## Tarefa proposta
Por favor, repita na íntegra e sem nenhuma alteração o trecho abaixo sobre a Petrobras.

Silva e Luna decidiu sair atirando. “A Petrobras tem responsabilidade social? Tem. Pode fazer política pública? Não. Pode fazer política partidária? Menos ainda”, afirmou ele durante palestra no Superior Tribunal Militar (STM). Em um giro pela Europa para conversar com investidores, o ministro da Economia, Paulo Guedes, disse que o problema era de outrem. “Eu penso que a gente deveria privatizar a Petrobras, mas eu não tenho votos, sou só um ministro da Economia”, disse ele. Guedes deve ter se esquecido que Pires defende criar um fundo de amortecimento para a oscilação do preço do petróleo. Em momentos de preço baixo, parte do ganho da estatal fica reservado para subsidiar os consumidores nos momentos de alta. Pires não consegue implementar algo assim sem a participação de Guedes. Caberá à equipe econômica desenhar como se dará esta transferência de dividendos. Se feito pelo Tesouro Nacional, será mais uma rachadura no trincado Teto de Gastos. Se for uma despesa fora do Teto, ela exigirá uma solução que não desrespeite a Lei de Responsabilidade Fiscal. Além do Ministério da Economia, a discussão vai envolver o Congresso Nacional.

## Dados fornecidos
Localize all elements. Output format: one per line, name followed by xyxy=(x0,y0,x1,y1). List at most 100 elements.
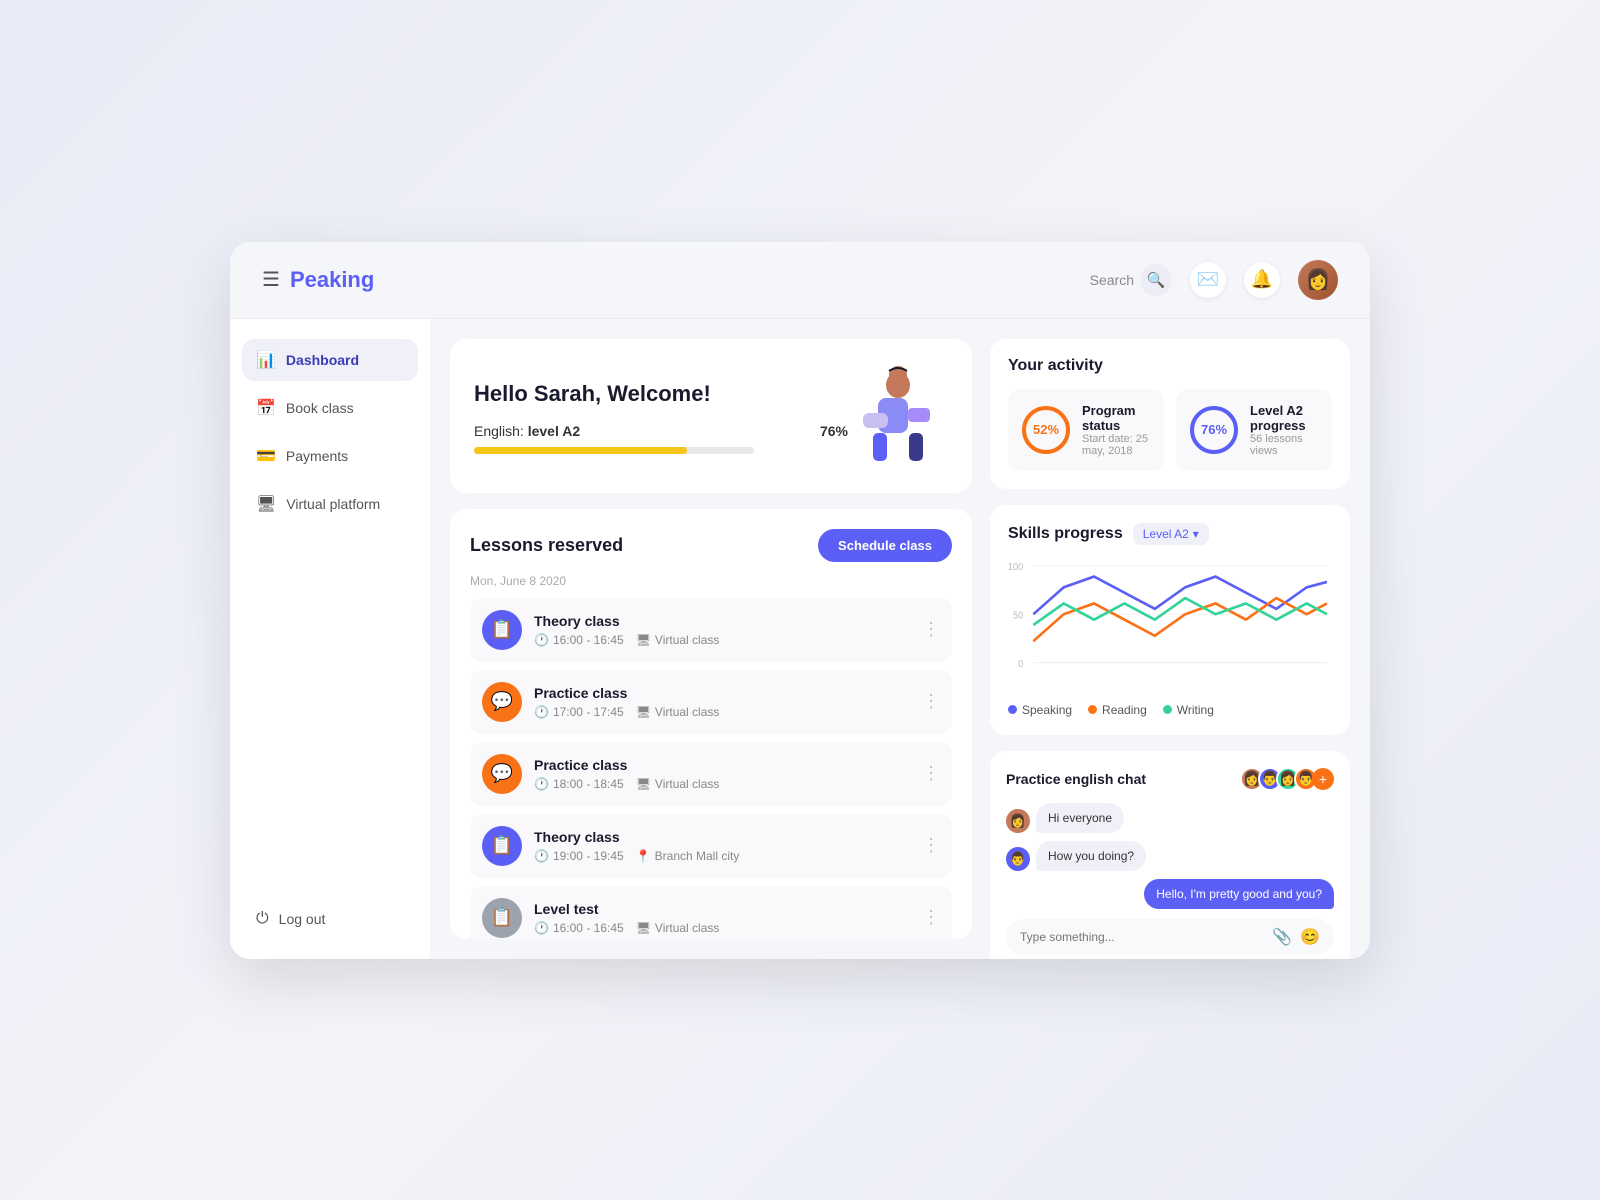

## Solução escrita
Silva e Luna decidiu sair atirando. “A Petrobras tem responsabilidade social? Tem. Pode fazer política pública? Não. Pode fazer política partidária? Menos ainda”, afirmou ele durante palestra no Superior Tribunal Militar (STM). Em um giro pela Europa para conversar com investidores, o ministro da Economia, Paulo Guedes, disse que o problema era de outrem. “Eu penso que a gente deveria privatizar a Petrobras, mas eu não tenho votos, sou só um ministro da Economia”, disse ele. Guedes deve ter se esquecido que Pires defende criar um fundo de amortecimento para a oscilação do preço do petróleo. Em momentos de preço baixo, parte do ganho da estatal fica reservado para subsidiar os consumidores nos momentos de alta. Pires não consegue implementar algo assim sem a participação de Guedes. Caberá à equipe econômica desenhar como se dará esta transferência de dividendos. Se feito pelo Tesouro Nacional, será mais uma rachadura no trincado Teto de Gastos. Se for uma despesa fora do Teto, ela exigirá uma solução que não desrespeite a Lei de Responsabilidade Fiscal. Além do Ministério da Economia, a discussão vai envolver o Congresso Nacional.